- _Directive_
Extract the listing below in full, unchanged.

- _Record extracts_
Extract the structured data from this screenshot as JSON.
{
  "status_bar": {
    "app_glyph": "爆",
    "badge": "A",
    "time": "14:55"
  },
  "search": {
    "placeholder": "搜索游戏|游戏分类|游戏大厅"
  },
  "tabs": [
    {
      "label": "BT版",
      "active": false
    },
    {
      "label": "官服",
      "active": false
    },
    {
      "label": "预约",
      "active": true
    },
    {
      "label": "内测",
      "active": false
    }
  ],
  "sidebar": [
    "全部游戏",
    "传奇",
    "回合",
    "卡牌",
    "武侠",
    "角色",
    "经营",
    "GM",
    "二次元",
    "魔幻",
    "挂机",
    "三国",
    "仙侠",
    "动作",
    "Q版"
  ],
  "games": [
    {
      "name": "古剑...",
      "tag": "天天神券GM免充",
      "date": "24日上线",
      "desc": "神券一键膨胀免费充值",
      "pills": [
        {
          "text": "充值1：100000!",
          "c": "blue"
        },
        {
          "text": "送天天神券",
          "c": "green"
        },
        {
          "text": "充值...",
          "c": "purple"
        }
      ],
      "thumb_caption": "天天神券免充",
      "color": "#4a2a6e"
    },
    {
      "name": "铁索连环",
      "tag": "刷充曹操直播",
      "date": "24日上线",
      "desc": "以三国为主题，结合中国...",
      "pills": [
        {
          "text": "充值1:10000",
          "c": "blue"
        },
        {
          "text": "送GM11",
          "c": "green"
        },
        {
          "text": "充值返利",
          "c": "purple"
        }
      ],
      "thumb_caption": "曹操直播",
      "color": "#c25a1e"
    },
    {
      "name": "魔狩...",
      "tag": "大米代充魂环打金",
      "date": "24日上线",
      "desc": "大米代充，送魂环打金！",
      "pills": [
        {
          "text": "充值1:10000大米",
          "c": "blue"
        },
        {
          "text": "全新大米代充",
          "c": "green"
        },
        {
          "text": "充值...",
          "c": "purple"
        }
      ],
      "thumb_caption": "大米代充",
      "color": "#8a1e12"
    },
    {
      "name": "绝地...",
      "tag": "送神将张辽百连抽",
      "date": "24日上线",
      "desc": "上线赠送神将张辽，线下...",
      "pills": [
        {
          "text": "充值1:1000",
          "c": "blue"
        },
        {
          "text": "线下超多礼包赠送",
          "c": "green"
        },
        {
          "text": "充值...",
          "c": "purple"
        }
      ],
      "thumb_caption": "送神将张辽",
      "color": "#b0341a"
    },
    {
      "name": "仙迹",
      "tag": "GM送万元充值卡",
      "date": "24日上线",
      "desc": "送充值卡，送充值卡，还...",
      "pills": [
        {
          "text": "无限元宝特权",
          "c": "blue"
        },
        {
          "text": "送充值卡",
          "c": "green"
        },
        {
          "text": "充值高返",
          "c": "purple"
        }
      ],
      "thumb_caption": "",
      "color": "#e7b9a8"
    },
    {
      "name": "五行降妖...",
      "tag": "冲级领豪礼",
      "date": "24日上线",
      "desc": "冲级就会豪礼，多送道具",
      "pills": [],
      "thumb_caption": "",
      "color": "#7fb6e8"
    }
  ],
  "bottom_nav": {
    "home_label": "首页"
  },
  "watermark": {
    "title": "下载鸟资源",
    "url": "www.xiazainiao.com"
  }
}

- _Response_
Extract the structured data from this screenshot as JSON.
{
  "status_bar": {
    "app_glyph": "爆",
    "badge": "A",
    "time": "14:55"
  },
  "search": {
    "placeholder": "搜索游戏|游戏分类|游戏大厅"
  },
  "tabs": [
    {
      "label": "BT版",
      "active": false
    },
    {
      "label": "官服",
      "active": false
    },
    {
      "label": "预约",
      "active": true
    },
    {
      "label": "内测",
      "active": false
    }
  ],
  "sidebar": [
    "全部游戏",
    "传奇",
    "回合",
    "卡牌",
    "武侠",
    "角色",
    "经营",
    "GM",
    "二次元",
    "魔幻",
    "挂机",
    "三国",
    "仙侠",
    "动作",
    "Q版"
  ],
  "games": [
    {
      "name": "古剑...",
      "tag": "天天神券GM免充",
      "date": "24日上线",
      "desc": "神券一键膨胀免费充值",
      "pills": [
        {
          "text": "充值1：100000!",
          "c": "blue"
        },
        {
          "text": "送天天神券",
          "c": "green"
        },
        {
          "text": "充值...",
          "c": "purple"
        }
      ],
      "thumb_caption": "天天神券免充",
      "color": "#4a2a6e"
    },
    {
      "name": "铁索连环",
      "tag": "刷充曹操直播",
      "date": "24日上线",
      "desc": "以三国为主题，结合中国...",
      "pills": [
        {
          "text": "充值1:10000",
          "c": "blue"
        },
        {
          "text": "送GM11",
          "c": "green"
        },
        {
          "text": "充值返利",
          "c": "purple"
        }
      ],
      "thumb_caption": "曹操直播",
      "color": "#c25a1e"
    },
    {
      "name": "魔狩...",
      "tag": "大米代充魂环打金",
      "date": "24日上线",
      "desc": "大米代充，送魂环打金！",
      "pills": [
        {
          "text": "充值1:10000大米",
          "c": "blue"
        },
        {
          "text": "全新大米代充",
          "c": "green"
        },
        {
          "text": "充值...",
          "c": "purple"
        }
      ],
      "thumb_caption": "大米代充",
      "color": "#8a1e12"
    },
    {
      "name": "绝地...",
      "tag": "送神将张辽百连抽",
      "date": "24日上线",
      "desc": "上线赠送神将张辽，线下...",
      "pills": [
        {
          "text": "充值1:1000",
          "c": "blue"
        },
        {
          "text": "线下超多礼包赠送",
          "c": "green"
        },
        {
          "text": "充值...",
          "c": "purple"
        }
      ],
      "thumb_caption": "送神将张辽",
      "color": "#b0341a"
    },
    {
      "name": "仙迹",
      "tag": "GM送万元充值卡",
      "date": "24日上线",
      "desc": "送充值卡，送充值卡，还...",
      "pills": [
        {
          "text": "无限元宝特权",
          "c": "blue"
        },
        {
          "text": "送充值卡",
          "c": "green"
        },
        {
          "text": "充值高返",
          "c": "purple"
        }
      ],
      "thumb_caption": "",
      "color": "#e7b9a8"
    },
    {
      "name": "五行降妖...",
      "tag": "冲级领豪礼",
      "date": "24日上线",
      "desc": "冲级就会豪礼，多送道具",
      "pills": [],
      "thumb_caption": "",
      "color": "#7fb6e8"
    }
  ],
  "bottom_nav": {
    "home_label": "首页"
  },
  "watermark": {
    "title": "下载鸟资源",
    "url": "www.xiazainiao.com"
  }
}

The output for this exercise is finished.